*Direction*
Take the entries below and print all of them exactly, please.

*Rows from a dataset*
________

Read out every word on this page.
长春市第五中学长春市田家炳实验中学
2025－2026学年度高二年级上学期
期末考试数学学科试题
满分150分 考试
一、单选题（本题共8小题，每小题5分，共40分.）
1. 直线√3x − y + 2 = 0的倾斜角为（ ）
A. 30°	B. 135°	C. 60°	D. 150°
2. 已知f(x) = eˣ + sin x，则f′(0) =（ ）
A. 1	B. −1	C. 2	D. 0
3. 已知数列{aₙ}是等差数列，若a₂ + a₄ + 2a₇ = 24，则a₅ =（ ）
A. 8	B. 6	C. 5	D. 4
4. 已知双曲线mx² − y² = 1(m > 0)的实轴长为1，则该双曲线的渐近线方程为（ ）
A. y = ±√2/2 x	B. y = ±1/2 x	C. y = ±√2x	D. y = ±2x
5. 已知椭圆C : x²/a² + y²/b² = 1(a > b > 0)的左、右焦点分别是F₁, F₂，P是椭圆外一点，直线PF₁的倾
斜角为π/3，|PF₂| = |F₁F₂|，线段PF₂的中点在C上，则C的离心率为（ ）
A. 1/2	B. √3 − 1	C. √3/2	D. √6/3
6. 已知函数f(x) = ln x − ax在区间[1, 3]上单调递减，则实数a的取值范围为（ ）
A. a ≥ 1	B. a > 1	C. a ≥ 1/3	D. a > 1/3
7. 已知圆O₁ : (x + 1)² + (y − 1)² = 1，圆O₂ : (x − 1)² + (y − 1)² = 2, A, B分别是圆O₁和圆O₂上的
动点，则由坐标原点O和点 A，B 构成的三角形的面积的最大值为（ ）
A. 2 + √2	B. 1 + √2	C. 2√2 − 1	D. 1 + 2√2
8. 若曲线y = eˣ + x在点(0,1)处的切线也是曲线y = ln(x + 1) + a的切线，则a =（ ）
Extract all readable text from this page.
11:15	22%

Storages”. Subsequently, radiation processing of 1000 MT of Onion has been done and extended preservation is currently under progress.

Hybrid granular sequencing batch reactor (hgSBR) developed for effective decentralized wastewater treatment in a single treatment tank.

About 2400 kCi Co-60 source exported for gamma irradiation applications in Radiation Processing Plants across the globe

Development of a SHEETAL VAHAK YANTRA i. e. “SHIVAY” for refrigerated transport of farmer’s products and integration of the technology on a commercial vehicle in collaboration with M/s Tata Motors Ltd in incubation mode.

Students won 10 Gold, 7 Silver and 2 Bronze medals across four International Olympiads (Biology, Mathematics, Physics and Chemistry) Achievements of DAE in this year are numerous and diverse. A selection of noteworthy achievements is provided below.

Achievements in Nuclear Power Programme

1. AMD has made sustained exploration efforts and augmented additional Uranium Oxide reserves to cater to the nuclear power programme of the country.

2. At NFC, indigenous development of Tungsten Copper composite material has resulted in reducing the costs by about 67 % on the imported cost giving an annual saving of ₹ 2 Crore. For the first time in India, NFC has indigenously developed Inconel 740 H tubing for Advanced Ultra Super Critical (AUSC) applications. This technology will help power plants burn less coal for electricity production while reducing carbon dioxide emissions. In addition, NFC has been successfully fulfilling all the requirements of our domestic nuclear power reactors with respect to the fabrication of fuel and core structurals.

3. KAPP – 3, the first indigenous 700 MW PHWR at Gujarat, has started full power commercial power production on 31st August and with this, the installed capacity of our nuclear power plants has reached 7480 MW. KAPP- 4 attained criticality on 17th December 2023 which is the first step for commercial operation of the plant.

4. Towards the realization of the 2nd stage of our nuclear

________

*Answer*
Read out every word on this page.
长春市第五中学长春市田家炳实验中学
2025－2026学年度高二年级上学期
期末考试数学学科试题
满分150分 考试
一、单选题（本题共8小题，每小题5分，共40分.）
1. 直线√3x − y + 2 = 0的倾斜角为（ ）
A. 30°	B. 135°	C. 60°	D. 150°
2. 已知f(x) = eˣ + sin x，则f′(0) =（ ）
A. 1	B. −1	C. 2	D. 0
3. 已知数列{aₙ}是等差数列，若a₂ + a₄ + 2a₇ = 24，则a₅ =（ ）
A. 8	B. 6	C. 5	D. 4
4. 已知双曲线mx² − y² = 1(m > 0)的实轴长为1，则该双曲线的渐近线方程为（ ）
A. y = ±√2/2 x	B. y = ±1/2 x	C. y = ±√2x	D. y = ±2x
5. 已知椭圆C : x²/a² + y²/b² = 1(a > b > 0)的左、右焦点分别是F₁, F₂，P是椭圆外一点，直线PF₁的倾
斜角为π/3，|PF₂| = |F₁F₂|，线段PF₂的中点在C上，则C的离心率为（ ）
A. 1/2	B. √3 − 1	C. √3/2	D. √6/3
6. 已知函数f(x) = ln x − ax在区间[1, 3]上单调递减，则实数a的取值范围为（ ）
A. a ≥ 1	B. a > 1	C. a ≥ 1/3	D. a > 1/3
7. 已知圆O₁ : (x + 1)² + (y − 1)² = 1，圆O₂ : (x − 1)² + (y − 1)² = 2, A, B分别是圆O₁和圆O₂上的
动点，则由坐标原点O和点 A，B 构成的三角形的面积的最大值为（ ）
A. 2 + √2	B. 1 + √2	C. 2√2 − 1	D. 1 + 2√2
8. 若曲线y = eˣ + x在点(0,1)处的切线也是曲线y = ln(x + 1) + a的切线，则a =（ ）
Extract all readable text from this page.
11:15	22%

Storages”. Subsequently, radiation processing of 1000 MT of Onion has been done and extended preservation is currently under progress.

Hybrid granular sequencing batch reactor (hgSBR) developed for effective decentralized wastewater treatment in a single treatment tank.

About 2400 kCi Co-60 source exported for gamma irradiation applications in Radiation Processing Plants across the globe

Development of a SHEETAL VAHAK YANTRA i. e. “SHIVAY” for refrigerated transport of farmer’s products and integration of the technology on a commercial vehicle in collaboration with M/s Tata Motors Ltd in incubation mode.

Students won 10 Gold, 7 Silver and 2 Bronze medals across four International Olympiads (Biology, Mathematics, Physics and Chemistry) Achievements of DAE in this year are numerous and diverse. A selection of noteworthy achievements is provided below.

Achievements in Nuclear Power Programme

1. AMD has made sustained exploration efforts and augmented additional Uranium Oxide reserves to cater to the nuclear power programme of the country.

2. At NFC, indigenous development of Tungsten Copper composite material has resulted in reducing the costs by about 67 % on the imported cost giving an annual saving of ₹ 2 Crore. For the first time in India, NFC has indigenously developed Inconel 740 H tubing for Advanced Ultra Super Critical (AUSC) applications. This technology will help power plants burn less coal for electricity production while reducing carbon dioxide emissions. In addition, NFC has been successfully fulfilling all the requirements of our domestic nuclear power reactors with respect to the fabrication of fuel and core structurals.

3. KAPP – 3, the first indigenous 700 MW PHWR at Gujarat, has started full power commercial power production on 31st August and with this, the installed capacity of our nuclear power plants has reached 7480 MW. KAPP- 4 attained criticality on 17th December 2023 which is the first step for commercial operation of the plant.

4. Towards the realization of the 2nd stage of our nuclear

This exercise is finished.